To be done:
Skip the pictures and repeat each line of the data exactly.
== Data supplied ==
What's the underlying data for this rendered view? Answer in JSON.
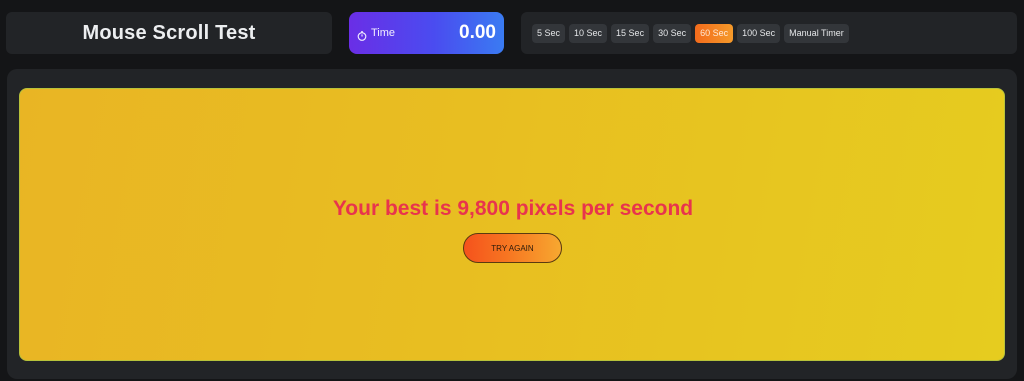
{
  "header": {
    "title": "Mouse Scroll Test"
  },
  "timer_display": {
    "icon": "stopwatch-icon",
    "label": "Time",
    "value": "0.00"
  },
  "timer_options": {
    "options": [
      "5 Sec",
      "10 Sec",
      "15 Sec",
      "30 Sec",
      "60 Sec",
      "100 Sec",
      "Manual Timer"
    ],
    "selected": "60 Sec"
  },
  "result": {
    "message": "Your best is 9,800 pixels per second",
    "try_again_label": "TRY AGAIN"
  },
  "colors": {
    "background": "#141517",
    "panel": "#222427",
    "play_area": "#e8be21",
    "result_text": "#e8344d",
    "active_option": "#f36b1c",
    "time_gradient_start": "#6a2ee6",
    "time_gradient_end": "#3a7bf2"
  }
}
===
Result for this task:
What's the underlying data for this rendered view? Answer in JSON.
{
  "header": {
    "title": "Mouse Scroll Test"
  },
  "timer_display": {
    "icon": "stopwatch-icon",
    "label": "Time",
    "value": "0.00"
  },
  "timer_options": {
    "options": [
      "5 Sec",
      "10 Sec",
      "15 Sec",
      "30 Sec",
      "60 Sec",
      "100 Sec",
      "Manual Timer"
    ],
    "selected": "60 Sec"
  },
  "result": {
    "message": "Your best is 9,800 pixels per second",
    "try_again_label": "TRY AGAIN"
  },
  "colors": {
    "background": "#141517",
    "panel": "#222427",
    "play_area": "#e8be21",
    "result_text": "#e8344d",
    "active_option": "#f36b1c",
    "time_gradient_start": "#6a2ee6",
    "time_gradient_end": "#3a7bf2"
  }
}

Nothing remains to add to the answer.